* _Directives_
A. Can you reproduce the records unchanged, starting at the line containing "403, 877, 577]" and ending at the line containing "403, 964, 577]", with both of those lines included?
B. Can you pick up the passage on the Atlantic seafloor and its undersea waterfall and carry it on past its final sentence?

* _Document passage_
==================================================
Atlantic Ocean crust


The 16,000-kilometer-long (10,000-mile-long) Mid-Atlantic Ridge (MAR) divides the Atlantic longitudinally into two halves. The longest mountain range in the world, the MAR rises two to three kilometers (1.2–1.9 miles) above the surrounding ocean floor. It s rift valley is the divergent boundary between the North American and Eurasian tectonic plates in the North Atlantic and the South American and African plates in the South Atlantic. The MAR produces basaltic volcanoes such as Eyjafjallajökull, Iceland, and produces pillow lava on the ocean floor. [Source: Wikipedia]

Earth’s Largest Waterfall — Is in the Ocean

The world’s largest waterfall is in the ocean beneath the Denmark Strait. Here, outhward-flowing frigid water from the Nordic Seas meets warmer water from the Irminger Sea. The cold, dense water quickly sinks below the warmer water and flows over the huge drop in the ocean floor, creating a downward flow estimated over 123 million cubic feet per second. [Source: NOAA]

Rivers flowing over Earth’s gorges create waterfalls that are natural wonders, drawing millions of visitors to their breathtaking beauty, grandeur, and power. But no waterfall is larger or more powerful than those that lie beneath the ocean, cascading over immense cataracts hidden from our view.
==================================================
* _Material_
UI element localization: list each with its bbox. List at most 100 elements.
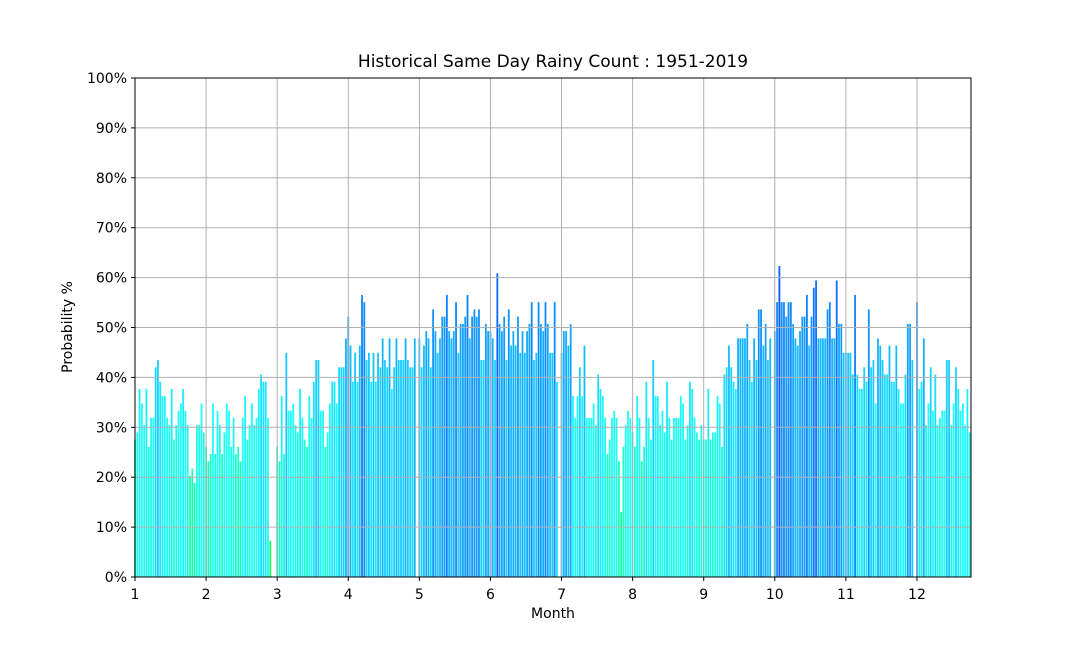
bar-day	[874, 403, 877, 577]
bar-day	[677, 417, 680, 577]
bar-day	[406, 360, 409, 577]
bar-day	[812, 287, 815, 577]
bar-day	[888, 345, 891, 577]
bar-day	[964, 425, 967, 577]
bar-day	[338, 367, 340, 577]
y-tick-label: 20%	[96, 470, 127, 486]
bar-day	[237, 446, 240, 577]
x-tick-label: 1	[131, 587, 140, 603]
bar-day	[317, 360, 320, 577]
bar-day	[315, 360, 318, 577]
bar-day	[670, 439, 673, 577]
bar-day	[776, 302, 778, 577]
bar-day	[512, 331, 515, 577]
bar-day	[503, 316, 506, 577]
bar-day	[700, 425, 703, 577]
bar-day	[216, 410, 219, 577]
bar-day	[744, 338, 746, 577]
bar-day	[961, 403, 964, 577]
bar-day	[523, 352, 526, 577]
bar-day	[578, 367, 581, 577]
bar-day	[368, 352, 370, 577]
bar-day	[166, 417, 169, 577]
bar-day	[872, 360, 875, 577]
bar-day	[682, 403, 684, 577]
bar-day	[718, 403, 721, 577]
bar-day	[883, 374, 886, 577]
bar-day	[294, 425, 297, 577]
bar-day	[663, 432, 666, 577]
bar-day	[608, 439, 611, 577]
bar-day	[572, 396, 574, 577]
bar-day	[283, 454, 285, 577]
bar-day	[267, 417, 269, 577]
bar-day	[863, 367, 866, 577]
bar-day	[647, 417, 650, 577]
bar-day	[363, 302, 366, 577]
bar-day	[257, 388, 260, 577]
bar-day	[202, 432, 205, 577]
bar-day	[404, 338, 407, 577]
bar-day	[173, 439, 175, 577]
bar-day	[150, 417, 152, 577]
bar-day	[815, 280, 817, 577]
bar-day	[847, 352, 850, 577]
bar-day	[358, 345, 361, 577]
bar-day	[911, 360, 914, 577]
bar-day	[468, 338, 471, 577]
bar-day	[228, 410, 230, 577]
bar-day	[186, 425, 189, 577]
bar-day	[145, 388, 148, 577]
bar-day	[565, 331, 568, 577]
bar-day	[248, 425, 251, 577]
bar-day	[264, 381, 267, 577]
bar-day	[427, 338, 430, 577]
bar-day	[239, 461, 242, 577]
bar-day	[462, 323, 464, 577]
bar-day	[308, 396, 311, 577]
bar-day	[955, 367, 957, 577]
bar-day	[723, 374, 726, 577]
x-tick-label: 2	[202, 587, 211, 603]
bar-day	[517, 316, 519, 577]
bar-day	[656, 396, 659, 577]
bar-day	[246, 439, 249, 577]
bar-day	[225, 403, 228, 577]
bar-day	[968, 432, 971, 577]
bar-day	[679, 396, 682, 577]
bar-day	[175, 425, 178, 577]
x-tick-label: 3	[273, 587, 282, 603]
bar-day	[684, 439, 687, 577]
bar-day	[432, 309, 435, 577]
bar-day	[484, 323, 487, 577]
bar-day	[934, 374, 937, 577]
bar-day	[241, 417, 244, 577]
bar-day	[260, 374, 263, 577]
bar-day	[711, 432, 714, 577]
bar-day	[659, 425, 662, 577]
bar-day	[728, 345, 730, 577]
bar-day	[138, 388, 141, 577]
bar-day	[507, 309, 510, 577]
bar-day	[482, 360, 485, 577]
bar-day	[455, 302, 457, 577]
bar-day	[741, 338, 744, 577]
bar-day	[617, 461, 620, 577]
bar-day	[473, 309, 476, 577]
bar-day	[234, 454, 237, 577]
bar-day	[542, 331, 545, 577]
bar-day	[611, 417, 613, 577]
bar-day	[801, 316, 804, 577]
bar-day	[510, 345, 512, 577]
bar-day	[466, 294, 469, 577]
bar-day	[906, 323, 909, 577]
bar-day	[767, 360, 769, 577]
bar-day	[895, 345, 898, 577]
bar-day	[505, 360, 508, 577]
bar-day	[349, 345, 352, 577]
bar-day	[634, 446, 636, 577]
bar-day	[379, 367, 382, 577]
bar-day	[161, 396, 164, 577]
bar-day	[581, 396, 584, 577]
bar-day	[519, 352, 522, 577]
==================================================
* _Responses to the exercise_
A.
bar-day	[874, 403, 877, 577]
bar-day	[677, 417, 680, 577]
bar-day	[406, 360, 409, 577]
bar-day	[812, 287, 815, 577]
bar-day	[888, 345, 891, 577]
bar-day	[964, 425, 967, 577]
bar-day	[338, 367, 340, 577]
y-tick-label: 20%	[96, 470, 127, 486]
bar-day	[237, 446, 240, 577]
x-tick-label: 1	[131, 587, 140, 603]
bar-day	[317, 360, 320, 577]
bar-day	[315, 360, 318, 577]
bar-day	[670, 439, 673, 577]
bar-day	[776, 302, 778, 577]
bar-day	[512, 331, 515, 577]
bar-day	[503, 316, 506, 577]
bar-day	[700, 425, 703, 577]
bar-day	[216, 410, 219, 577]
bar-day	[744, 338, 746, 577]
bar-day	[961, 403, 964, 577]

B.
The Denmark Strait separates Iceland and Greenland. At the bottom of the strait are a series of cataracts that begin 610 meters (2,000 feet) under the strait’s surface and plunge to a depth of 3050 meters (10,000 feet) at the southern tip of Greenland—nearly a two-mile drop.

But how can there be waterfalls in the ocean? It’s because cold water is denser than warm water, and in the Denmark Strait, southward-flowing frigid water from the Nordic Seas meets warmer water from the Irminger Sea. The cold, dense water quickly sinks below the warmer water and flows over the huge drop in the ocean floor, creating a downward flow. Because it flows beneath the ocean surface, however, the massive turbulence of the Denmark Strait goes completely undetected without the aid of scientific instruments.

Warmer surface waters flow northward. These warmer waters gradually lose heat to the atmosphere and sink. Denser, cold water flows southward in a deep current along the sea floor over an undersea ridge in the Strait. The height of the Denmark Strait cataract is approximately 3,500 meters (11,500) feet. By comparison, the largest waterfall on land is 980 meters (3,212 feet).



“Leak” in the Bottom of the Ocean?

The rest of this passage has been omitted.